What you have to do: Each line below is to be written out in full, exactly as shown.

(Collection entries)
* Start *

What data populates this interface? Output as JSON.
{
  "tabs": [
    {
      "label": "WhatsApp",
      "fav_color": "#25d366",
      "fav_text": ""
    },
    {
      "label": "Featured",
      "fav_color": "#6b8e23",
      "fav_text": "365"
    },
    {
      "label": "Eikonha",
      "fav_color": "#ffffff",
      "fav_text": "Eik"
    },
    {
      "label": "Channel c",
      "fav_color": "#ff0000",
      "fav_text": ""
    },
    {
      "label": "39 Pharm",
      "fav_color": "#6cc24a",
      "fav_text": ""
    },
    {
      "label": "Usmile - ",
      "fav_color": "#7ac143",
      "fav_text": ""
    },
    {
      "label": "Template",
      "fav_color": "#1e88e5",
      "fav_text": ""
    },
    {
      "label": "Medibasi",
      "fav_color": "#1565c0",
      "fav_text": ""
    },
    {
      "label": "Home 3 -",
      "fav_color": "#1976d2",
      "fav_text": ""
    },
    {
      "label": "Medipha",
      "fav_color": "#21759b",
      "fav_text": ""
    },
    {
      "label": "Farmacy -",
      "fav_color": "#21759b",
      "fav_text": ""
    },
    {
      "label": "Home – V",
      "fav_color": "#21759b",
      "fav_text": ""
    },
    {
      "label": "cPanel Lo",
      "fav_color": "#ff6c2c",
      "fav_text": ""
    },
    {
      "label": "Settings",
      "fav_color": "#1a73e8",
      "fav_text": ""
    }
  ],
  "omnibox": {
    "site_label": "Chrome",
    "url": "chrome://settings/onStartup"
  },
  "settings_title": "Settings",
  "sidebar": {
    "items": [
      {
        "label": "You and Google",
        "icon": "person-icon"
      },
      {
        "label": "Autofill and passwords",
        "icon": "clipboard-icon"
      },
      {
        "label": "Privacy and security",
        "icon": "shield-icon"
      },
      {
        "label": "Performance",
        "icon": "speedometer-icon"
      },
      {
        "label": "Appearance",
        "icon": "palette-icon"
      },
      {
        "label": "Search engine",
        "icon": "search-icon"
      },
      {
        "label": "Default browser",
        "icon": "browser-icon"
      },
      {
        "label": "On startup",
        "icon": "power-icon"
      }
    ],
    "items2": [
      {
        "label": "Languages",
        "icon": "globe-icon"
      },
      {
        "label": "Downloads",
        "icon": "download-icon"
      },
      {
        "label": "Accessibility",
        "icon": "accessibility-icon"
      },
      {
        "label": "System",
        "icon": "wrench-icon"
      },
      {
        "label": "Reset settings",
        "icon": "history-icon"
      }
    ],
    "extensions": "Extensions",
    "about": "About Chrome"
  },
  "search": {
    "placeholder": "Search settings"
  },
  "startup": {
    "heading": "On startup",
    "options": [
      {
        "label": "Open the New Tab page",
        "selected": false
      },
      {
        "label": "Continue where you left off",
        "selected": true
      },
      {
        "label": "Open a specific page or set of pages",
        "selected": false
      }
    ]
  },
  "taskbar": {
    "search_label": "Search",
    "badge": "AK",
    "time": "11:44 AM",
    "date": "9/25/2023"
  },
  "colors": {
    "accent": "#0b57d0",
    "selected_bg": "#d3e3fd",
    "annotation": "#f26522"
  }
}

* End *

Result below:
What data populates this interface? Output as JSON.
{
  "tabs": [
    {
      "label": "WhatsApp",
      "fav_color": "#25d366",
      "fav_text": ""
    },
    {
      "label": "Featured",
      "fav_color": "#6b8e23",
      "fav_text": "365"
    },
    {
      "label": "Eikonha",
      "fav_color": "#ffffff",
      "fav_text": "Eik"
    },
    {
      "label": "Channel c",
      "fav_color": "#ff0000",
      "fav_text": ""
    },
    {
      "label": "39 Pharm",
      "fav_color": "#6cc24a",
      "fav_text": ""
    },
    {
      "label": "Usmile - ",
      "fav_color": "#7ac143",
      "fav_text": ""
    },
    {
      "label": "Template",
      "fav_color": "#1e88e5",
      "fav_text": ""
    },
    {
      "label": "Medibasi",
      "fav_color": "#1565c0",
      "fav_text": ""
    },
    {
      "label": "Home 3 -",
      "fav_color": "#1976d2",
      "fav_text": ""
    },
    {
      "label": "Medipha",
      "fav_color": "#21759b",
      "fav_text": ""
    },
    {
      "label": "Farmacy -",
      "fav_color": "#21759b",
      "fav_text": ""
    },
    {
      "label": "Home – V",
      "fav_color": "#21759b",
      "fav_text": ""
    },
    {
      "label": "cPanel Lo",
      "fav_color": "#ff6c2c",
      "fav_text": ""
    },
    {
      "label": "Settings",
      "fav_color": "#1a73e8",
      "fav_text": ""
    }
  ],
  "omnibox": {
    "site_label": "Chrome",
    "url": "chrome://settings/onStartup"
  },
  "settings_title": "Settings",
  "sidebar": {
    "items": [
      {
        "label": "You and Google",
        "icon": "person-icon"
      },
      {
        "label": "Autofill and passwords",
        "icon": "clipboard-icon"
      },
      {
        "label": "Privacy and security",
        "icon": "shield-icon"
      },
      {
        "label": "Performance",
        "icon": "speedometer-icon"
      },
      {
        "label": "Appearance",
        "icon": "palette-icon"
      },
      {
        "label": "Search engine",
        "icon": "search-icon"
      },
      {
        "label": "Default browser",
        "icon": "browser-icon"
      },
      {
        "label": "On startup",
        "icon": "power-icon"
      }
    ],
    "items2": [
      {
        "label": "Languages",
        "icon": "globe-icon"
      },
      {
        "label": "Downloads",
        "icon": "download-icon"
      },
      {
        "label": "Accessibility",
        "icon": "accessibility-icon"
      },
      {
        "label": "System",
        "icon": "wrench-icon"
      },
      {
        "label": "Reset settings",
        "icon": "history-icon"
      }
    ],
    "extensions": "Extensions",
    "about": "About Chrome"
  },
  "search": {
    "placeholder": "Search settings"
  },
  "startup": {
    "heading": "On startup",
    "options": [
      {
        "label": "Open the New Tab page",
        "selected": false
      },
      {
        "label": "Continue where you left off",
        "selected": true
      },
      {
        "label": "Open a specific page or set of pages",
        "selected": false
      }
    ]
  },
  "taskbar": {
    "search_label": "Search",
    "badge": "AK",
    "time": "11:44 AM",
    "date": "9/25/2023"
  },
  "colors": {
    "accent": "#0b57d0",
    "selected_bg": "#d3e3fd",
    "annotation": "#f26522"
  }
}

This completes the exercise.